Extract all lines that hold the string "Left".

## start

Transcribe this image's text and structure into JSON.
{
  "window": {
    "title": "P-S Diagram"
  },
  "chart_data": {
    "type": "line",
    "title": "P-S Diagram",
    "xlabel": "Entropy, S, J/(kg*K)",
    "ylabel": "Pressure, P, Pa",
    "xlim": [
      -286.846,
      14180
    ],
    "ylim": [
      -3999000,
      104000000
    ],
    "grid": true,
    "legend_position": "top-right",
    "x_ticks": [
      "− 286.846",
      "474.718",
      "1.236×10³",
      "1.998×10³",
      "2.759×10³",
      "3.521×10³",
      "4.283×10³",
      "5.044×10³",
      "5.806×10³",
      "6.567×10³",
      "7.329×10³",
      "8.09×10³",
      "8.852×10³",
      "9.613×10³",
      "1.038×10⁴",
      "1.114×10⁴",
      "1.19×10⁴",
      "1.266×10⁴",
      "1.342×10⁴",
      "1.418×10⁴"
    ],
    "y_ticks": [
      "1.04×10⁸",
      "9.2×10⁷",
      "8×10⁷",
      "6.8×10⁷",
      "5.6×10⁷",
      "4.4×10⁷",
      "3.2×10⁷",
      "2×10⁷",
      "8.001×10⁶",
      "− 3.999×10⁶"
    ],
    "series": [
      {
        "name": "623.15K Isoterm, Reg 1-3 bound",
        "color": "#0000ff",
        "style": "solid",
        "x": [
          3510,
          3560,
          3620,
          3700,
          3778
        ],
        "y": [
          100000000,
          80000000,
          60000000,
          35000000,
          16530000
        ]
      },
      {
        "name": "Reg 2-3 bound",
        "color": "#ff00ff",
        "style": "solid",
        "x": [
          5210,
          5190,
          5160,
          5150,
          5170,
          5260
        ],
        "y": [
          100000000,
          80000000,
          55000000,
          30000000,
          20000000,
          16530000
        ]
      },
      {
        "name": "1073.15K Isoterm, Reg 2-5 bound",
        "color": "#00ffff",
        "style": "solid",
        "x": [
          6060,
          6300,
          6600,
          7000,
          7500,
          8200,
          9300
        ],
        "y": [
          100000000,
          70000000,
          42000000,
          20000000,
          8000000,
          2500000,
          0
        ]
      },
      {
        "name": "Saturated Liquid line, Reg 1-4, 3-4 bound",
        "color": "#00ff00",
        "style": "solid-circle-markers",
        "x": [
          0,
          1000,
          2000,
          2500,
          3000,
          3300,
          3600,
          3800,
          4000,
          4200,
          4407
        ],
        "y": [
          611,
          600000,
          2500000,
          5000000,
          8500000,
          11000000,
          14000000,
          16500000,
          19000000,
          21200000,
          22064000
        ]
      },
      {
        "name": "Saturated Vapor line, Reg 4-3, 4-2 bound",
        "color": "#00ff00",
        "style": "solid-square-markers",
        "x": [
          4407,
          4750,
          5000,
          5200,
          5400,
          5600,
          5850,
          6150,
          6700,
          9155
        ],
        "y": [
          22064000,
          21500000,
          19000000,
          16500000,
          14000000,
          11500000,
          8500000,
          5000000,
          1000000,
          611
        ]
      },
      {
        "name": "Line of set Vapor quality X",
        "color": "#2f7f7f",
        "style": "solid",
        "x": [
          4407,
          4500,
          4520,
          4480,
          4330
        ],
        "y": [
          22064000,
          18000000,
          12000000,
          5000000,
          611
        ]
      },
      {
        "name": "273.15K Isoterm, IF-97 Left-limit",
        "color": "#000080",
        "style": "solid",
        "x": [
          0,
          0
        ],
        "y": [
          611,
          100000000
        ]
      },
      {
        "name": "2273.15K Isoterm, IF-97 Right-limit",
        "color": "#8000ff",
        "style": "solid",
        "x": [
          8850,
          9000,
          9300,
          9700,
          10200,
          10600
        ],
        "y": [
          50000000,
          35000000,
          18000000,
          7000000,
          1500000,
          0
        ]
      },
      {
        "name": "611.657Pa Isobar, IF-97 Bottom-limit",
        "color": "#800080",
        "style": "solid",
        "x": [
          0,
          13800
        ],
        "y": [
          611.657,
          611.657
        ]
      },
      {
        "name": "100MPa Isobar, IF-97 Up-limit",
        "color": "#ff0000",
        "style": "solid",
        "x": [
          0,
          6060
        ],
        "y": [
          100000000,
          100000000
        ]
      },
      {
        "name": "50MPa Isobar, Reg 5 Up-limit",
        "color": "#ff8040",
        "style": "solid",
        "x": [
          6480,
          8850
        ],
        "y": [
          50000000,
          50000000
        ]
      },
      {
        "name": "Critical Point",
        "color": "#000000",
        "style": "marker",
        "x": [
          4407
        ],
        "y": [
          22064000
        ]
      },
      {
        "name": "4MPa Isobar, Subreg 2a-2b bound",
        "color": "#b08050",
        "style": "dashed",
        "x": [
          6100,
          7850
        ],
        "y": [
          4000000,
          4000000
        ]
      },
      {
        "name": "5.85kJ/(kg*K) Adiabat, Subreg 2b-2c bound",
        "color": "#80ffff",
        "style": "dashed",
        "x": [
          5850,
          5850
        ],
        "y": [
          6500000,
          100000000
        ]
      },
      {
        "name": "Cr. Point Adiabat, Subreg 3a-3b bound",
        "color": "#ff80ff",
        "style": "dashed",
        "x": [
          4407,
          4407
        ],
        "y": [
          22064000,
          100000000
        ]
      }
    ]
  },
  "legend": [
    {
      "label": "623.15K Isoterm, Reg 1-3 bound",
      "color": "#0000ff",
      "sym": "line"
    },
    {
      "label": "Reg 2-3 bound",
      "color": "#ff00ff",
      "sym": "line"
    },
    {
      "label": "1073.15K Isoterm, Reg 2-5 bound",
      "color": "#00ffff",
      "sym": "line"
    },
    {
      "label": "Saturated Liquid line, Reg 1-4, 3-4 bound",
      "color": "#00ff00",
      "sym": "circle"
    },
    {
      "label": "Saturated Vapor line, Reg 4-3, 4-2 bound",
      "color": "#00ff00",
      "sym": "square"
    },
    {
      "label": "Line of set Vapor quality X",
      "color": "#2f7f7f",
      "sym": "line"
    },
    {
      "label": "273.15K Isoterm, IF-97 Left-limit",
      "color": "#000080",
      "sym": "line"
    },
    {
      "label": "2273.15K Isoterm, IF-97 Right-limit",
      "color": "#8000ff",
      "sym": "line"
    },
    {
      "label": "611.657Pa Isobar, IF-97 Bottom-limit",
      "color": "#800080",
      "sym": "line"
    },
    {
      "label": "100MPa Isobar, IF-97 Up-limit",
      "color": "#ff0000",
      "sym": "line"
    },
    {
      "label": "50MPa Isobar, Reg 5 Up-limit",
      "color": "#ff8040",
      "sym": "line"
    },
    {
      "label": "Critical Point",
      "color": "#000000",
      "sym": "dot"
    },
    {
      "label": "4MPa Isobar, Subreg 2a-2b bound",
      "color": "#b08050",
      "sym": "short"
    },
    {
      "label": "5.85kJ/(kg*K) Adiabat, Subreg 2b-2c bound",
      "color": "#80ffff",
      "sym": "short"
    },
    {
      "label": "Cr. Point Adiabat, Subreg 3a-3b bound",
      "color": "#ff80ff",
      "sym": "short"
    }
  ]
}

## end

◆ **Complete response**
        "name": "273.15K Isoterm, IF-97 Left-limit",
      "label": "273.15K Isoterm, IF-97 Left-limit",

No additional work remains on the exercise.